Please state how many lines in the records contain the string "icon", with no words besides the number.
*** Extracted data ***
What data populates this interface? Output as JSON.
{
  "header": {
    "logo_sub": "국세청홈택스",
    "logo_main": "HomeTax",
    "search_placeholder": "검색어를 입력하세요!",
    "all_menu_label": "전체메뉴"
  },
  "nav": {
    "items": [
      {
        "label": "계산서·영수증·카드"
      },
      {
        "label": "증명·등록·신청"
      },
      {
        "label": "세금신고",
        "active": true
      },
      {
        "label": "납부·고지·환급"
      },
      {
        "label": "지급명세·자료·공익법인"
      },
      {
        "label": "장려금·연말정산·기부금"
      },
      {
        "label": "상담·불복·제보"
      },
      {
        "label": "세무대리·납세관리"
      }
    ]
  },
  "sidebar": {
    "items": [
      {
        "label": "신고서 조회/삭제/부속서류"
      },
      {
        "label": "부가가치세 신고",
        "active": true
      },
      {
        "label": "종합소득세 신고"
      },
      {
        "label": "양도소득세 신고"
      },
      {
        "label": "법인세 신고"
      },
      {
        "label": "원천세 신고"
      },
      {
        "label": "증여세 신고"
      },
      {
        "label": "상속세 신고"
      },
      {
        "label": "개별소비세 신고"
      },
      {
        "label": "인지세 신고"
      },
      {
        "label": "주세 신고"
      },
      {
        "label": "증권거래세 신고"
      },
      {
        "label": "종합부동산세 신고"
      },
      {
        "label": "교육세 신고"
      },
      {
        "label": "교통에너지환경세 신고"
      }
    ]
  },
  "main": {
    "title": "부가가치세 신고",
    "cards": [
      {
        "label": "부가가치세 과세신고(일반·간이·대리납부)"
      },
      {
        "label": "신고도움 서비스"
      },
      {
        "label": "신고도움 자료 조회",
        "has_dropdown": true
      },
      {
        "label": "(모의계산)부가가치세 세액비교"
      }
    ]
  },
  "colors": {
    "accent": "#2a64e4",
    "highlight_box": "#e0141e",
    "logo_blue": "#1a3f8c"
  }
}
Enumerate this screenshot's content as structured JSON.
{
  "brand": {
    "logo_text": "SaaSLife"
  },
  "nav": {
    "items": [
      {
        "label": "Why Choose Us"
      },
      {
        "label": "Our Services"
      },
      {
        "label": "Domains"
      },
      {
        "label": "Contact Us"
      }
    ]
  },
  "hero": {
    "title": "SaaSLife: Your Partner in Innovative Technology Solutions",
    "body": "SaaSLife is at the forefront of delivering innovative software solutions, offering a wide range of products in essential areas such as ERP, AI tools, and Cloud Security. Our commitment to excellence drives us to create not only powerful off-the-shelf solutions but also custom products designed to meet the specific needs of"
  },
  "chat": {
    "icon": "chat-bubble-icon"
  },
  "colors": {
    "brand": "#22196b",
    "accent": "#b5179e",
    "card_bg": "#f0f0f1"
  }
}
***
*** Extracted data ***
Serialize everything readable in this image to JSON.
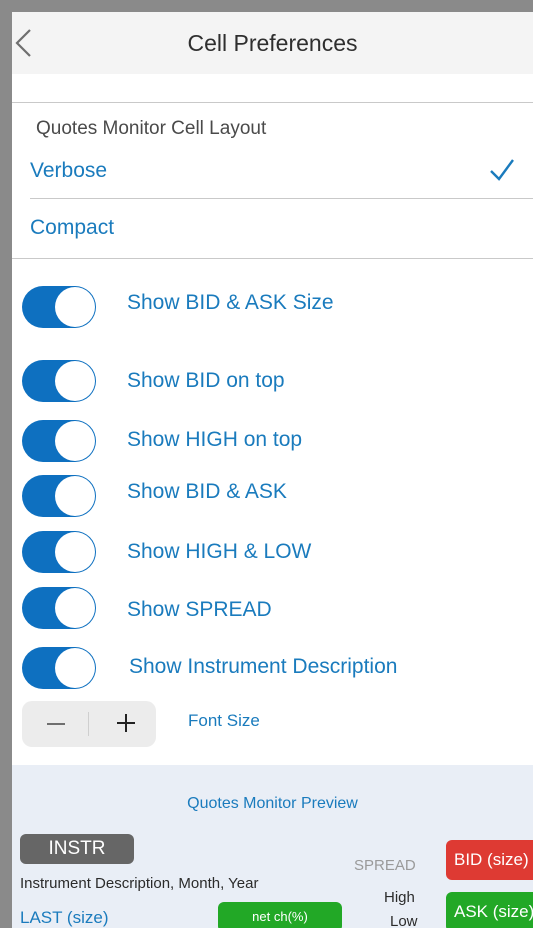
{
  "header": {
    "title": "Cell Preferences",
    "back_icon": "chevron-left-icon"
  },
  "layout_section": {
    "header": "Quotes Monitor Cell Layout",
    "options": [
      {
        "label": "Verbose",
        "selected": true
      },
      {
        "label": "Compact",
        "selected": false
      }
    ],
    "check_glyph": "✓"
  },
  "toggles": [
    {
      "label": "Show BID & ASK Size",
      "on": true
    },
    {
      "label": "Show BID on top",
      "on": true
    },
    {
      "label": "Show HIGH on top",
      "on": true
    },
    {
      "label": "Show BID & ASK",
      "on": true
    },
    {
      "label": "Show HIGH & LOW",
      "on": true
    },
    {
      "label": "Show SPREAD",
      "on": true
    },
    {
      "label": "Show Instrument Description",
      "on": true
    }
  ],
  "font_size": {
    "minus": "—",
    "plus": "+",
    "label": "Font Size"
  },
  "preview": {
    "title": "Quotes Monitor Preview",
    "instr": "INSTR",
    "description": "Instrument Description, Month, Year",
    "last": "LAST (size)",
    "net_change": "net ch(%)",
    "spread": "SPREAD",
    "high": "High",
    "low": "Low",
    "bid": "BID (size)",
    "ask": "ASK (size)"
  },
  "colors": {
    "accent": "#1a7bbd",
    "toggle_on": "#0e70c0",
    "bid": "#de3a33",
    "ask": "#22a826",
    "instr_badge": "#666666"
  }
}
***
▶ Solution for this task
2